Requirements: Look for the string "Milchsäurebakterien" in the lines and copy each line that has it.

Records provided:

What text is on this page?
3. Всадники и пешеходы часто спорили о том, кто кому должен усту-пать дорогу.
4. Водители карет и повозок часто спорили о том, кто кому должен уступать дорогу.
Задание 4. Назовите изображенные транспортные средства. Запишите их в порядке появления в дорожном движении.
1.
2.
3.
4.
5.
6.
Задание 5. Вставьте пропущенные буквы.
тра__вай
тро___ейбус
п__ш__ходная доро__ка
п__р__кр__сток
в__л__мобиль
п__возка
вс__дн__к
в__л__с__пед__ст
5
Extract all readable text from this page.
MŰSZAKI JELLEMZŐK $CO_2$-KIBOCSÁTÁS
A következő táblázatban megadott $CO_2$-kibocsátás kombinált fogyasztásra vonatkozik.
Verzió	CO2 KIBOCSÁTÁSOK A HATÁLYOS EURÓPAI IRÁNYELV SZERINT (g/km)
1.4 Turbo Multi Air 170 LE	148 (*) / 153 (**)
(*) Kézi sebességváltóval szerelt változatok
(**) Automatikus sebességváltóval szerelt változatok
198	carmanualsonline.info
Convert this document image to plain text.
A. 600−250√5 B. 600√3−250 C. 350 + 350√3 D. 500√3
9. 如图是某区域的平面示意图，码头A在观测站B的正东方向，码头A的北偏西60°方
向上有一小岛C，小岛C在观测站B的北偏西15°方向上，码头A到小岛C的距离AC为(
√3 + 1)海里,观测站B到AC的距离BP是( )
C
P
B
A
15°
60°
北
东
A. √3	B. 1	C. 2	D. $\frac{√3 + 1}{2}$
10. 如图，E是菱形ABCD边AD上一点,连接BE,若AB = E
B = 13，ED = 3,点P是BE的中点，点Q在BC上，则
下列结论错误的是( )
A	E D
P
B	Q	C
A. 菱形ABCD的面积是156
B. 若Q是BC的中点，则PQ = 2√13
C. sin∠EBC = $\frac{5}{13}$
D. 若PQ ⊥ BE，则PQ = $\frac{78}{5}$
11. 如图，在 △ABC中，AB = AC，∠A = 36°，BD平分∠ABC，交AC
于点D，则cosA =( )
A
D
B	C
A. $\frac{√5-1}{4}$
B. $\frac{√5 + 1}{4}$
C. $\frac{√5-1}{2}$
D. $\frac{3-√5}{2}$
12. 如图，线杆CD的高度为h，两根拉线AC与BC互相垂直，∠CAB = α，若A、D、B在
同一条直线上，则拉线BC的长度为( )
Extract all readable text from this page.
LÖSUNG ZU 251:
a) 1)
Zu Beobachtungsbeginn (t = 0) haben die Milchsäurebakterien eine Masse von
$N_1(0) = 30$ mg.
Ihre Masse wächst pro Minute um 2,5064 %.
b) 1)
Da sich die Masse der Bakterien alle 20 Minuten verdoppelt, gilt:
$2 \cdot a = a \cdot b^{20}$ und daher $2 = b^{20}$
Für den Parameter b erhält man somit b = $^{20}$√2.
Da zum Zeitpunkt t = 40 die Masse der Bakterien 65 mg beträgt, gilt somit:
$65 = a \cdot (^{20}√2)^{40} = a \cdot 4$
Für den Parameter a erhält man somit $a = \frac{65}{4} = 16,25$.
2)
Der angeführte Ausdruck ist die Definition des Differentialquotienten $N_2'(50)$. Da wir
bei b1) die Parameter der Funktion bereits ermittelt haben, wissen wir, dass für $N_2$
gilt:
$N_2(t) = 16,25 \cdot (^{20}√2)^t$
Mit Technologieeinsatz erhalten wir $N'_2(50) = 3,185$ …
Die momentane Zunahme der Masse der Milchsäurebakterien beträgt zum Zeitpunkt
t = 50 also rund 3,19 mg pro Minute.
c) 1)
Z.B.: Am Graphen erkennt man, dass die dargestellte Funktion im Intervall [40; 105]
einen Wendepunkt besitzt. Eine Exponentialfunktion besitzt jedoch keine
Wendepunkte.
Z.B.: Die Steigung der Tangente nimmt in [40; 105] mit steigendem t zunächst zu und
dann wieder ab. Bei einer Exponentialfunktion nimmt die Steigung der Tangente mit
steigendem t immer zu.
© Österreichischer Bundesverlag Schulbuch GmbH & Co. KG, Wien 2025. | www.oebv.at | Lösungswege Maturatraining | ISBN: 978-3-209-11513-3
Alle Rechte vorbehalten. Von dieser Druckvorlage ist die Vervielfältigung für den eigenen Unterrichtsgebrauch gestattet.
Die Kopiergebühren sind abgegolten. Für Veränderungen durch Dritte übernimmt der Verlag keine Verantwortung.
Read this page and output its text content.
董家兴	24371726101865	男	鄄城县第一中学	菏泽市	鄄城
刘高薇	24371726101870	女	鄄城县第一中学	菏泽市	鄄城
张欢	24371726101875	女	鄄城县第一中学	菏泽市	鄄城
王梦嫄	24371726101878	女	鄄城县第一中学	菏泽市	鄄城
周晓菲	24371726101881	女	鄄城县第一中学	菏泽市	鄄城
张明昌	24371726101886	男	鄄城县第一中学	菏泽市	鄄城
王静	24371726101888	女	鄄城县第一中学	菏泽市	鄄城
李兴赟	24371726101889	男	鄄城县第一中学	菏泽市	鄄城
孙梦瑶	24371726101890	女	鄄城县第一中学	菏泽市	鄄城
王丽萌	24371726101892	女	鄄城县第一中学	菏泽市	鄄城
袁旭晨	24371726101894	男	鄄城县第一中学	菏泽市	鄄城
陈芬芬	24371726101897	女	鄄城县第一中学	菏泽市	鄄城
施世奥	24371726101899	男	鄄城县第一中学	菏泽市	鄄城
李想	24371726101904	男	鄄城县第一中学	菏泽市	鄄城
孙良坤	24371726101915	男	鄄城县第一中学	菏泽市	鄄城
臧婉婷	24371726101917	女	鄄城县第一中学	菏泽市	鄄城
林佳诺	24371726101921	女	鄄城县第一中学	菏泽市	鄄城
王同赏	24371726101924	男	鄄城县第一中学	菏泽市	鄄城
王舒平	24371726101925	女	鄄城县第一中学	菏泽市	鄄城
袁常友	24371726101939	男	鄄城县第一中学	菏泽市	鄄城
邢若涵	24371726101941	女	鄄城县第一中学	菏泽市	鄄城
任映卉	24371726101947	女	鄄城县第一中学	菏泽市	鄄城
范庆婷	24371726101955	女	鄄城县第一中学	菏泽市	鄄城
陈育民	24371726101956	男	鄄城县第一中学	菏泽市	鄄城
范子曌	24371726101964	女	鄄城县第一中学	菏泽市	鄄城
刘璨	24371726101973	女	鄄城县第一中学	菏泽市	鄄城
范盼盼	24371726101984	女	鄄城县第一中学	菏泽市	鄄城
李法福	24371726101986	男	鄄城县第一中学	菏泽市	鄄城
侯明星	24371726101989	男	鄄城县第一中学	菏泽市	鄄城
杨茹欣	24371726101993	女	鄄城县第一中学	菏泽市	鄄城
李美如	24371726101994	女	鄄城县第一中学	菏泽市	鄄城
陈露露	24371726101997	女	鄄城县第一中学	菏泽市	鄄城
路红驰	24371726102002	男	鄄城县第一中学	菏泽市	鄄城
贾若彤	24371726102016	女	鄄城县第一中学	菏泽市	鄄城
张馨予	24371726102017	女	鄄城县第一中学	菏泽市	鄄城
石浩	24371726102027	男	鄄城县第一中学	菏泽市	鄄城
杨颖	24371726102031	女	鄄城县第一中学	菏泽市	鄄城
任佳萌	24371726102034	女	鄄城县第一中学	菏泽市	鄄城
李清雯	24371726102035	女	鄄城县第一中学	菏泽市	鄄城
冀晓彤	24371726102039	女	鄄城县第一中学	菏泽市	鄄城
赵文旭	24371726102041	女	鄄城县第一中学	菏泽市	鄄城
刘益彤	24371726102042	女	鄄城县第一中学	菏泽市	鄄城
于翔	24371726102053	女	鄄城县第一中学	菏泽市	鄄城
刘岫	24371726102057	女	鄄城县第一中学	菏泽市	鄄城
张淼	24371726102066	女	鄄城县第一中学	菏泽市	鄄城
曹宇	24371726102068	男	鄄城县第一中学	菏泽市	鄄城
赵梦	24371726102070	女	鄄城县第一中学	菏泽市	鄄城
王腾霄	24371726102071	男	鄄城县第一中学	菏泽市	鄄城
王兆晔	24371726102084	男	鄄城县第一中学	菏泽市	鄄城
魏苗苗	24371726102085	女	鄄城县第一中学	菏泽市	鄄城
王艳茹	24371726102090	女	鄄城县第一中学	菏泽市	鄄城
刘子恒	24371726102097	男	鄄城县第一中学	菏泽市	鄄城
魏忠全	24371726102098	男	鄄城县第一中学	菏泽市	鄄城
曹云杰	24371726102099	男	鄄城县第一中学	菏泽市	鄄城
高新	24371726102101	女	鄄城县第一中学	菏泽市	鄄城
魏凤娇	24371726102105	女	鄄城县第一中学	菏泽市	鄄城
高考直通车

The solution:
Zu Beobachtungsbeginn (t = 0) haben die Milchsäurebakterien eine Masse von
Die momentane Zunahme der Masse der Milchsäurebakterien beträgt zum Zeitpunkt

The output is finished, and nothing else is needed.